──────── EXERCISE INPUTS

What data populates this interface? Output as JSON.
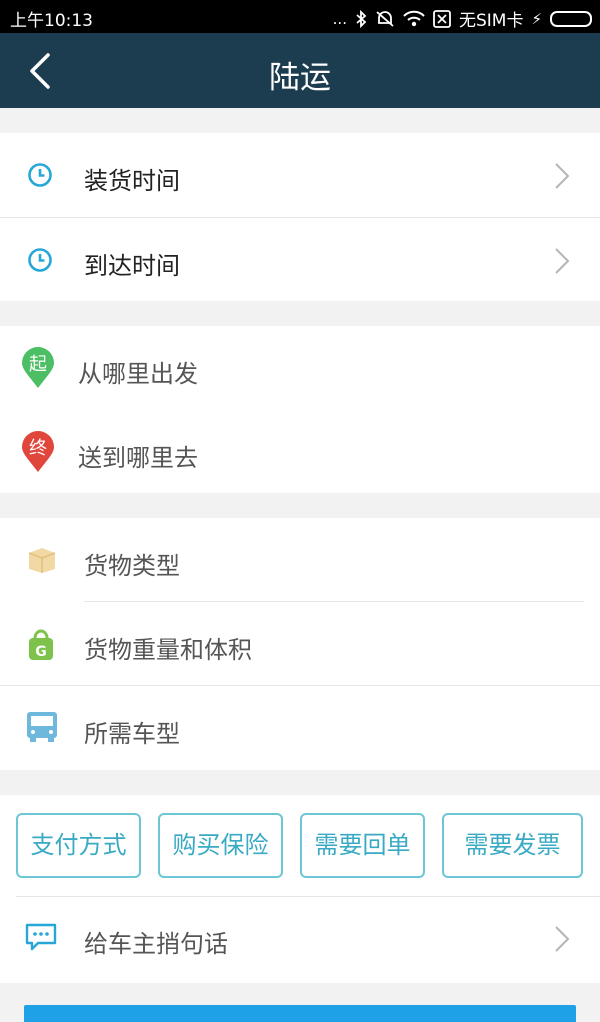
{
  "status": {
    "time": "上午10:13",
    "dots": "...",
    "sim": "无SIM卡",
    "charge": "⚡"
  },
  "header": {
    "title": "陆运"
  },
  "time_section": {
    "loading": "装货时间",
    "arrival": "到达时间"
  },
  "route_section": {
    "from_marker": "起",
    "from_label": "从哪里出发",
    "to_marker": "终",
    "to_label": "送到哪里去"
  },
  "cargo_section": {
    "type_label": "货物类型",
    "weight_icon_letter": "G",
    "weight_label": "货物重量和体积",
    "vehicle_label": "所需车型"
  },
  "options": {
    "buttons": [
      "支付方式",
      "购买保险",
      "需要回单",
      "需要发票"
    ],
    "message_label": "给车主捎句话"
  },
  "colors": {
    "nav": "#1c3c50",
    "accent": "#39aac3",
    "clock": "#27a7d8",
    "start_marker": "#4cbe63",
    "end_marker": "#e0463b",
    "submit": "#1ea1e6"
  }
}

────────────────

■ **DIRECTIONS**
Copy every line above word for word and exclude the pictures.

■ **WRITTEN RESPONSE**
What data populates this interface? Output as JSON.
{
  "status": {
    "time": "上午10:13",
    "dots": "...",
    "sim": "无SIM卡",
    "charge": "⚡"
  },
  "header": {
    "title": "陆运"
  },
  "time_section": {
    "loading": "装货时间",
    "arrival": "到达时间"
  },
  "route_section": {
    "from_marker": "起",
    "from_label": "从哪里出发",
    "to_marker": "终",
    "to_label": "送到哪里去"
  },
  "cargo_section": {
    "type_label": "货物类型",
    "weight_icon_letter": "G",
    "weight_label": "货物重量和体积",
    "vehicle_label": "所需车型"
  },
  "options": {
    "buttons": [
      "支付方式",
      "购买保险",
      "需要回单",
      "需要发票"
    ],
    "message_label": "给车主捎句话"
  },
  "colors": {
    "nav": "#1c3c50",
    "accent": "#39aac3",
    "clock": "#27a7d8",
    "start_marker": "#4cbe63",
    "end_marker": "#e0463b",
    "submit": "#1ea1e6"
  }
}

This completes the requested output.